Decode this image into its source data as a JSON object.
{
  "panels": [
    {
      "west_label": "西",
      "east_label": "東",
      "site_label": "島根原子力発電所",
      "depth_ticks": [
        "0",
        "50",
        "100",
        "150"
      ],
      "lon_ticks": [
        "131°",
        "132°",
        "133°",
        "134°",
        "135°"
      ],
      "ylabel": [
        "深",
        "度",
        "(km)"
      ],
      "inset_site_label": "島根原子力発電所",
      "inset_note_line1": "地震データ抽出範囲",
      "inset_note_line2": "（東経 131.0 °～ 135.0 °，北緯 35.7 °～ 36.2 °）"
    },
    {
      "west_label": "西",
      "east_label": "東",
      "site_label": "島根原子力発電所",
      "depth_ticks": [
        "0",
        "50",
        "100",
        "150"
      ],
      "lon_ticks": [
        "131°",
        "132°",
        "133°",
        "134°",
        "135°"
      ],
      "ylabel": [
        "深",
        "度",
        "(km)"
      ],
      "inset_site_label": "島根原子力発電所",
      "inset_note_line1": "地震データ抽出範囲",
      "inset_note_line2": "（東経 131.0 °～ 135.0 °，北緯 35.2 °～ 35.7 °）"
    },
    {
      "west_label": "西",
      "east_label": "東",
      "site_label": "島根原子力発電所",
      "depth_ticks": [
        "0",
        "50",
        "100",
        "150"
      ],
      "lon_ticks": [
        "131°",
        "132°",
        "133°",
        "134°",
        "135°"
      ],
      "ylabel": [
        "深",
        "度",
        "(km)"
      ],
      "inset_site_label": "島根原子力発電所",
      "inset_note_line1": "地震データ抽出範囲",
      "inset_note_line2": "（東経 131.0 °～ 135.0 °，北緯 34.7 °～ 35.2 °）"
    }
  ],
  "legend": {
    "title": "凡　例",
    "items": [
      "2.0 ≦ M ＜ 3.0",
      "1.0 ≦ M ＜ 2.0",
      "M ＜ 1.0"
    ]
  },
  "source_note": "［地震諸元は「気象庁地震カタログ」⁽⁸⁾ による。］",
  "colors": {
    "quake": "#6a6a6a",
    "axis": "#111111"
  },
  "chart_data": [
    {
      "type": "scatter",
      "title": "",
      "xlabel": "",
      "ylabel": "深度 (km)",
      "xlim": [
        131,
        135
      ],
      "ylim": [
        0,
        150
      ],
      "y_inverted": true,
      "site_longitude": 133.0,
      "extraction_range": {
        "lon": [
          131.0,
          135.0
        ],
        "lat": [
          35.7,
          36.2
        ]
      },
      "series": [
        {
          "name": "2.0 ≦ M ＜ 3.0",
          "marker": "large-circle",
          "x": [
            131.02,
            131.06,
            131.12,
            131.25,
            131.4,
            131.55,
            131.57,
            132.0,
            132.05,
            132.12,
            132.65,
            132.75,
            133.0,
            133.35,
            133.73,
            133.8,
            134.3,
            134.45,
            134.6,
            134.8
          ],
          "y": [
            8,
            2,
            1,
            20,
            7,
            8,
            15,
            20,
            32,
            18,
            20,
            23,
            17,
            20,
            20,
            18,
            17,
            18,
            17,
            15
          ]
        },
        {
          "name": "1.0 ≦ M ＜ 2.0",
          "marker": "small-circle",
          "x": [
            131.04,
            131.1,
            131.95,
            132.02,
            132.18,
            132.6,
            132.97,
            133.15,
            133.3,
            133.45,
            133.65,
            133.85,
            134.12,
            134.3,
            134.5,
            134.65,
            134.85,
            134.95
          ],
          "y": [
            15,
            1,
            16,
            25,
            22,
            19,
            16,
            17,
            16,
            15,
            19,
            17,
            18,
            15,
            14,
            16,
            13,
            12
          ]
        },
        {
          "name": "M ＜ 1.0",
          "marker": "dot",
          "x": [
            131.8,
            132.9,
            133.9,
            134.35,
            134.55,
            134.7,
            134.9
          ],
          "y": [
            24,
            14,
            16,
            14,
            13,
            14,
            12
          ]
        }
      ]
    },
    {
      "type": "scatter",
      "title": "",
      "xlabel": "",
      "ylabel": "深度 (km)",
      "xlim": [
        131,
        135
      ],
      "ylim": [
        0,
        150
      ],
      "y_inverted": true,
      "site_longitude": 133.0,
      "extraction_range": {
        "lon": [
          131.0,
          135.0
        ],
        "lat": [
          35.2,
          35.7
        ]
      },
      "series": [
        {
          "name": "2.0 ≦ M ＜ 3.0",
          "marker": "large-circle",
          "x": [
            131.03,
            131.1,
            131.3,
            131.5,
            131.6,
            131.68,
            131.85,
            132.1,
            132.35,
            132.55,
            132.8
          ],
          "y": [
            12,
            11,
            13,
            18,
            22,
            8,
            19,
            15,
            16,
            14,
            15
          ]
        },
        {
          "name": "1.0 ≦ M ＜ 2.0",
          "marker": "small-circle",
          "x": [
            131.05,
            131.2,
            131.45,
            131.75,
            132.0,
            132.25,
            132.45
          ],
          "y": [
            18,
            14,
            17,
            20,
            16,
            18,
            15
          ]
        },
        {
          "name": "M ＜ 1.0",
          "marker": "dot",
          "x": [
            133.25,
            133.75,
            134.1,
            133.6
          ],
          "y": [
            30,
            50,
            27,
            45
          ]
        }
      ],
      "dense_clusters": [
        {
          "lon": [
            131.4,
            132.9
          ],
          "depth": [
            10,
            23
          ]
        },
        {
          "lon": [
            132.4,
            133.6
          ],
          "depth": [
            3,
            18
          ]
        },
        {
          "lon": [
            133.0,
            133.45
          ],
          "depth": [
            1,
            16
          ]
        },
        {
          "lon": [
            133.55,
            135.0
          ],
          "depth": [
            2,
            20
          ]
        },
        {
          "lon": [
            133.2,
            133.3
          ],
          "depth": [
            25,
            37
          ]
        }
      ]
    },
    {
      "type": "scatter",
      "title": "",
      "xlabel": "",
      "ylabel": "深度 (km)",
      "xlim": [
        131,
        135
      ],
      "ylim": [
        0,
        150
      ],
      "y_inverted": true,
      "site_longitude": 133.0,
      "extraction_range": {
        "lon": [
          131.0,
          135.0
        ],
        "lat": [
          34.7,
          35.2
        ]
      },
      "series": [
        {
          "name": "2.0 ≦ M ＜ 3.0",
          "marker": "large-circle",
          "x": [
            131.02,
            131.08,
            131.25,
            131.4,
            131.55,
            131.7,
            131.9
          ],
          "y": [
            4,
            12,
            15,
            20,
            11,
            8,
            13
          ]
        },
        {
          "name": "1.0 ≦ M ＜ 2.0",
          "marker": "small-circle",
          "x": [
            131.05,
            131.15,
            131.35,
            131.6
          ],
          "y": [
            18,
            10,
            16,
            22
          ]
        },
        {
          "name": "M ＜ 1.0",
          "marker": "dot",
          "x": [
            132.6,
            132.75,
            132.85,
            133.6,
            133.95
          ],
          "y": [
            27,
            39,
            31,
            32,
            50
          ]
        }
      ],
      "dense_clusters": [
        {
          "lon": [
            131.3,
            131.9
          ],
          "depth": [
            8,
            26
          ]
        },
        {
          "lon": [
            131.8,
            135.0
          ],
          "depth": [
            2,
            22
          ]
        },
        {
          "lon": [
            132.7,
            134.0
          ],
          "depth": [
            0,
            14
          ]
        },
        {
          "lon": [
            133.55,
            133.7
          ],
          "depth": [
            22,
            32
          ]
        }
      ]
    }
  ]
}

Brief
What do the records say? Quote them all exactly.

Solution for this task
Decode this image into its source data as a JSON object.
{
  "panels": [
    {
      "west_label": "西",
      "east_label": "東",
      "site_label": "島根原子力発電所",
      "depth_ticks": [
        "0",
        "50",
        "100",
        "150"
      ],
      "lon_ticks": [
        "131°",
        "132°",
        "133°",
        "134°",
        "135°"
      ],
      "ylabel": [
        "深",
        "度",
        "(km)"
      ],
      "inset_site_label": "島根原子力発電所",
      "inset_note_line1": "地震データ抽出範囲",
      "inset_note_line2": "（東経 131.0 °～ 135.0 °，北緯 35.7 °～ 36.2 °）"
    },
    {
      "west_label": "西",
      "east_label": "東",
      "site_label": "島根原子力発電所",
      "depth_ticks": [
        "0",
        "50",
        "100",
        "150"
      ],
      "lon_ticks": [
        "131°",
        "132°",
        "133°",
        "134°",
        "135°"
      ],
      "ylabel": [
        "深",
        "度",
        "(km)"
      ],
      "inset_site_label": "島根原子力発電所",
      "inset_note_line1": "地震データ抽出範囲",
      "inset_note_line2": "（東経 131.0 °～ 135.0 °，北緯 35.2 °～ 35.7 °）"
    },
    {
      "west_label": "西",
      "east_label": "東",
      "site_label": "島根原子力発電所",
      "depth_ticks": [
        "0",
        "50",
        "100",
        "150"
      ],
      "lon_ticks": [
        "131°",
        "132°",
        "133°",
        "134°",
        "135°"
      ],
      "ylabel": [
        "深",
        "度",
        "(km)"
      ],
      "inset_site_label": "島根原子力発電所",
      "inset_note_line1": "地震データ抽出範囲",
      "inset_note_line2": "（東経 131.0 °～ 135.0 °，北緯 34.7 °～ 35.2 °）"
    }
  ],
  "legend": {
    "title": "凡　例",
    "items": [
      "2.0 ≦ M ＜ 3.0",
      "1.0 ≦ M ＜ 2.0",
      "M ＜ 1.0"
    ]
  },
  "source_note": "［地震諸元は「気象庁地震カタログ」⁽⁸⁾ による。］",
  "colors": {
    "quake": "#6a6a6a",
    "axis": "#111111"
  },
  "chart_data": [
    {
      "type": "scatter",
      "title": "",
      "xlabel": "",
      "ylabel": "深度 (km)",
      "xlim": [
        131,
        135
      ],
      "ylim": [
        0,
        150
      ],
      "y_inverted": true,
      "site_longitude": 133.0,
      "extraction_range": {
        "lon": [
          131.0,
          135.0
        ],
        "lat": [
          35.7,
          36.2
        ]
      },
      "series": [
        {
          "name": "2.0 ≦ M ＜ 3.0",
          "marker": "large-circle",
          "x": [
            131.02,
            131.06,
            131.12,
            131.25,
            131.4,
            131.55,
            131.57,
            132.0,
            132.05,
            132.12,
            132.65,
            132.75,
            133.0,
            133.35,
            133.73,
            133.8,
            134.3,
            134.45,
            134.6,
            134.8
          ],
          "y": [
            8,
            2,
            1,
            20,
            7,
            8,
            15,
            20,
            32,
            18,
            20,
            23,
            17,
            20,
            20,
            18,
            17,
            18,
            17,
            15
          ]
        },
        {
          "name": "1.0 ≦ M ＜ 2.0",
          "marker": "small-circle",
          "x": [
            131.04,
            131.1,
            131.95,
            132.02,
            132.18,
            132.6,
            132.97,
            133.15,
            133.3,
            133.45,
            133.65,
            133.85,
            134.12,
            134.3,
            134.5,
            134.65,
            134.85,
            134.95
          ],
          "y": [
            15,
            1,
            16,
            25,
            22,
            19,
            16,
            17,
            16,
            15,
            19,
            17,
            18,
            15,
            14,
            16,
            13,
            12
          ]
        },
        {
          "name": "M ＜ 1.0",
          "marker": "dot",
          "x": [
            131.8,
            132.9,
            133.9,
            134.35,
            134.55,
            134.7,
            134.9
          ],
          "y": [
            24,
            14,
            16,
            14,
            13,
            14,
            12
          ]
        }
      ]
    },
    {
      "type": "scatter",
      "title": "",
      "xlabel": "",
      "ylabel": "深度 (km)",
      "xlim": [
        131,
        135
      ],
      "ylim": [
        0,
        150
      ],
      "y_inverted": true,
      "site_longitude": 133.0,
      "extraction_range": {
        "lon": [
          131.0,
          135.0
        ],
        "lat": [
          35.2,
          35.7
        ]
      },
      "series": [
        {
          "name": "2.0 ≦ M ＜ 3.0",
          "marker": "large-circle",
          "x": [
            131.03,
            131.1,
            131.3,
            131.5,
            131.6,
            131.68,
            131.85,
            132.1,
            132.35,
            132.55,
            132.8
          ],
          "y": [
            12,
            11,
            13,
            18,
            22,
            8,
            19,
            15,
            16,
            14,
            15
          ]
        },
        {
          "name": "1.0 ≦ M ＜ 2.0",
          "marker": "small-circle",
          "x": [
            131.05,
            131.2,
            131.45,
            131.75,
            132.0,
            132.25,
            132.45
          ],
          "y": [
            18,
            14,
            17,
            20,
            16,
            18,
            15
          ]
        },
        {
          "name": "M ＜ 1.0",
          "marker": "dot",
          "x": [
            133.25,
            133.75,
            134.1,
            133.6
          ],
          "y": [
            30,
            50,
            27,
            45
          ]
        }
      ],
      "dense_clusters": [
        {
          "lon": [
            131.4,
            132.9
          ],
          "depth": [
            10,
            23
          ]
        },
        {
          "lon": [
            132.4,
            133.6
          ],
          "depth": [
            3,
            18
          ]
        },
        {
          "lon": [
            133.0,
            133.45
          ],
          "depth": [
            1,
            16
          ]
        },
        {
          "lon": [
            133.55,
            135.0
          ],
          "depth": [
            2,
            20
          ]
        },
        {
          "lon": [
            133.2,
            133.3
          ],
          "depth": [
            25,
            37
          ]
        }
      ]
    },
    {
      "type": "scatter",
      "title": "",
      "xlabel": "",
      "ylabel": "深度 (km)",
      "xlim": [
        131,
        135
      ],
      "ylim": [
        0,
        150
      ],
      "y_inverted": true,
      "site_longitude": 133.0,
      "extraction_range": {
        "lon": [
          131.0,
          135.0
        ],
        "lat": [
          34.7,
          35.2
        ]
      },
      "series": [
        {
          "name": "2.0 ≦ M ＜ 3.0",
          "marker": "large-circle",
          "x": [
            131.02,
            131.08,
            131.25,
            131.4,
            131.55,
            131.7,
            131.9
          ],
          "y": [
            4,
            12,
            15,
            20,
            11,
            8,
            13
          ]
        },
        {
          "name": "1.0 ≦ M ＜ 2.0",
          "marker": "small-circle",
          "x": [
            131.05,
            131.15,
            131.35,
            131.6
          ],
          "y": [
            18,
            10,
            16,
            22
          ]
        },
        {
          "name": "M ＜ 1.0",
          "marker": "dot",
          "x": [
            132.6,
            132.75,
            132.85,
            133.6,
            133.95
          ],
          "y": [
            27,
            39,
            31,
            32,
            50
          ]
        }
      ],
      "dense_clusters": [
        {
          "lon": [
            131.3,
            131.9
          ],
          "depth": [
            8,
            26
          ]
        },
        {
          "lon": [
            131.8,
            135.0
          ],
          "depth": [
            2,
            22
          ]
        },
        {
          "lon": [
            132.7,
            134.0
          ],
          "depth": [
            0,
            14
          ]
        },
        {
          "lon": [
            133.55,
            133.7
          ],
          "depth": [
            22,
            32
          ]
        }
      ]
    }
  ]
}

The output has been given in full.